Stated exercise - Find the lines below that contain the string "Prepaid". Copy each one.

+-------+

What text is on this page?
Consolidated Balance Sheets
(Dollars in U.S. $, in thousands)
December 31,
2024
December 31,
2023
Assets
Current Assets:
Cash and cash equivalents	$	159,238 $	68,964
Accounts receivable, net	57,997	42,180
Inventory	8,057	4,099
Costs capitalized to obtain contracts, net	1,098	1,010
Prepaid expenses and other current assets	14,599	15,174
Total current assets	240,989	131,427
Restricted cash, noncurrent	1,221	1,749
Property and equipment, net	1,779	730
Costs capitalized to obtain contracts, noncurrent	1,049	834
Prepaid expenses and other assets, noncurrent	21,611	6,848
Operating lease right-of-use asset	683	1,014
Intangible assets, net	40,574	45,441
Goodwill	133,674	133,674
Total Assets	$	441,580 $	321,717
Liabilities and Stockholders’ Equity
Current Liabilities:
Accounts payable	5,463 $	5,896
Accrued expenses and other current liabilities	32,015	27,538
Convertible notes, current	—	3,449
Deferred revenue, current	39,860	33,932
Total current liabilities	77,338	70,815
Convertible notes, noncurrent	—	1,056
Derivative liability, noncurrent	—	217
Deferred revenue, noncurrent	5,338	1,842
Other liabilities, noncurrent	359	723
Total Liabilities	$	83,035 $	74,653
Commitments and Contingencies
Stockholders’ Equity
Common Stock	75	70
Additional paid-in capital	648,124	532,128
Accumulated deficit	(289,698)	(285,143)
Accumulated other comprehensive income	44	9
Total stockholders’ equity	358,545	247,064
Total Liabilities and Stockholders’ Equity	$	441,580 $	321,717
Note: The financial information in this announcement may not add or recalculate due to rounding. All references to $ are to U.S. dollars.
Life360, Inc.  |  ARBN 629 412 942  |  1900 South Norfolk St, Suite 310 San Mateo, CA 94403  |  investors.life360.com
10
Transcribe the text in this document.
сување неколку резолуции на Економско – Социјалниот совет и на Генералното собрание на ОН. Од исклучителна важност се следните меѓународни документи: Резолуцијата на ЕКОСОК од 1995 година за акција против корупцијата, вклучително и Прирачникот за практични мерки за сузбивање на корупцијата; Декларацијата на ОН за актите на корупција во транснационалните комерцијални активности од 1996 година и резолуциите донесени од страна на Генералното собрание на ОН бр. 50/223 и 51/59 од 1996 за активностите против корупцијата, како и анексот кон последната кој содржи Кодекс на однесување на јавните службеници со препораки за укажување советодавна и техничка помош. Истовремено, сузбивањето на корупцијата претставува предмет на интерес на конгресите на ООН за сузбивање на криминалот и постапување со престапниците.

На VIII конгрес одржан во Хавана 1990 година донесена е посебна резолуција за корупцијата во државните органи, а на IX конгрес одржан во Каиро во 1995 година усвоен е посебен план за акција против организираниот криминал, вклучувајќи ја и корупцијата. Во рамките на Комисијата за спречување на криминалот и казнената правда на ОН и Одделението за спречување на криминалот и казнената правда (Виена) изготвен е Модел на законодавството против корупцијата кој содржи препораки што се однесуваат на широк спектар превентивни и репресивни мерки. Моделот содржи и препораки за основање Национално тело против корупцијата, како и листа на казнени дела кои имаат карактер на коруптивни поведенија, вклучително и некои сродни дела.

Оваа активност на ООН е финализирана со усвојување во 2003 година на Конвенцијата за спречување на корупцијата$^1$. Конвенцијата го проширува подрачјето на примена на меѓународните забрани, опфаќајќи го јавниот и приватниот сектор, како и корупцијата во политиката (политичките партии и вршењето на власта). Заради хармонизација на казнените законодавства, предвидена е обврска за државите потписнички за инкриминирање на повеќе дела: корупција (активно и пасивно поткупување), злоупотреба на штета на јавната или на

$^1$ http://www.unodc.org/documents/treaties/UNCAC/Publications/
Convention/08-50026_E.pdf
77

+-------+

Result of this exercise -
Prepaid expenses and other current assets	14,599	15,174
Prepaid expenses and other assets, noncurrent	21,611	6,848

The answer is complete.